→ RECORD EXCERPTS

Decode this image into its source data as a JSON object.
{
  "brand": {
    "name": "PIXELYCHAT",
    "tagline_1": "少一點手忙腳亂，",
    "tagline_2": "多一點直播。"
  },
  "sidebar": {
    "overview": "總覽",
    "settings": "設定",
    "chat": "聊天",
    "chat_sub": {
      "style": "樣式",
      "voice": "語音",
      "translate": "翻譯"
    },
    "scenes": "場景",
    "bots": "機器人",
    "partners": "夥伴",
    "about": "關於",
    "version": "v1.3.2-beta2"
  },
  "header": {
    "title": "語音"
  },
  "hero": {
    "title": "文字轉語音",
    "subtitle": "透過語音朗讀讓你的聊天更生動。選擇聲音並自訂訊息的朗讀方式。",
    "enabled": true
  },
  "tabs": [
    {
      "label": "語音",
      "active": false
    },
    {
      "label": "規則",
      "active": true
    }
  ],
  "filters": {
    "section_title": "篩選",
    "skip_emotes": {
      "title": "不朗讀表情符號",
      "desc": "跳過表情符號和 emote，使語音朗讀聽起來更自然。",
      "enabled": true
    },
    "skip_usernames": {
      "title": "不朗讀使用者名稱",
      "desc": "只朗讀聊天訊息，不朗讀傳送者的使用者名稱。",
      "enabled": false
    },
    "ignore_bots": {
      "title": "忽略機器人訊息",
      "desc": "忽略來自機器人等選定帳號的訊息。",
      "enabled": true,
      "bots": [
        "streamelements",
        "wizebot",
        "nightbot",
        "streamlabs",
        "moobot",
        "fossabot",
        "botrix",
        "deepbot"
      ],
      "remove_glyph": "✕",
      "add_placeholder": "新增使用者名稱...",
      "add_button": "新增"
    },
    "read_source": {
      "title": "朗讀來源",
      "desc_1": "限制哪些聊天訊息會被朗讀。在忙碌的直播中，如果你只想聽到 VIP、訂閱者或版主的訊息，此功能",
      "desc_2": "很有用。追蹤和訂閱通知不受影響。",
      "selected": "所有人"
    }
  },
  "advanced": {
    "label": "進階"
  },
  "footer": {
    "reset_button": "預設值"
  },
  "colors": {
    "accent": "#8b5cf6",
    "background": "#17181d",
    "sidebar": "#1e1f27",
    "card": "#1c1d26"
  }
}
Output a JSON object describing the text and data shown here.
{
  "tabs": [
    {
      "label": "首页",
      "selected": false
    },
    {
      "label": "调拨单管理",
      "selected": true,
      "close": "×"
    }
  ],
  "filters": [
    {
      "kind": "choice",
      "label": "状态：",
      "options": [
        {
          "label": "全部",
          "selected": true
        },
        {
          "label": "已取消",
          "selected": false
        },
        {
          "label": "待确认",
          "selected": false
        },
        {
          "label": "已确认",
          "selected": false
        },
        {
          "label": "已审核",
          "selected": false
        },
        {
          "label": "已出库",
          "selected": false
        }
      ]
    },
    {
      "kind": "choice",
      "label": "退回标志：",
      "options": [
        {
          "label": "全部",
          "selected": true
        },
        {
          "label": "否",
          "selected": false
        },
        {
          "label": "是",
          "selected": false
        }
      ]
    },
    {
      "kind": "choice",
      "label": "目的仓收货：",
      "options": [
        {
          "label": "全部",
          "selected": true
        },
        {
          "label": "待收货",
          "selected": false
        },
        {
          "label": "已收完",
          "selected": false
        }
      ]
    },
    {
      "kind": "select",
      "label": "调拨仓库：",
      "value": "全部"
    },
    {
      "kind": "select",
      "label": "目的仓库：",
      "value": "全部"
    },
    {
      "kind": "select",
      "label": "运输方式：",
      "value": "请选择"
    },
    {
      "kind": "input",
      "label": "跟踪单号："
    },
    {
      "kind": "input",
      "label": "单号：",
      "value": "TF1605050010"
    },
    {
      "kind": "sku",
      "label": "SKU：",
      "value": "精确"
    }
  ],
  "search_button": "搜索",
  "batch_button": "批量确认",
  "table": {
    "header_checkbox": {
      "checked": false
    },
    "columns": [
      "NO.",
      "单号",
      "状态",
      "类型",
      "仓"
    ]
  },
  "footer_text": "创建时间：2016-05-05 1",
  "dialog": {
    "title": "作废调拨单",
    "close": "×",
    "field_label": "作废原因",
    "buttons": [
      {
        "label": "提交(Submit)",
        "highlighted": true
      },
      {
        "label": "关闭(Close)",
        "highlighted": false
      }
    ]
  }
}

→ TO BE DONE
Note how many lines of the material contain the string "true". Then report that number by itself.

→ COMPLETE OUTPUT
9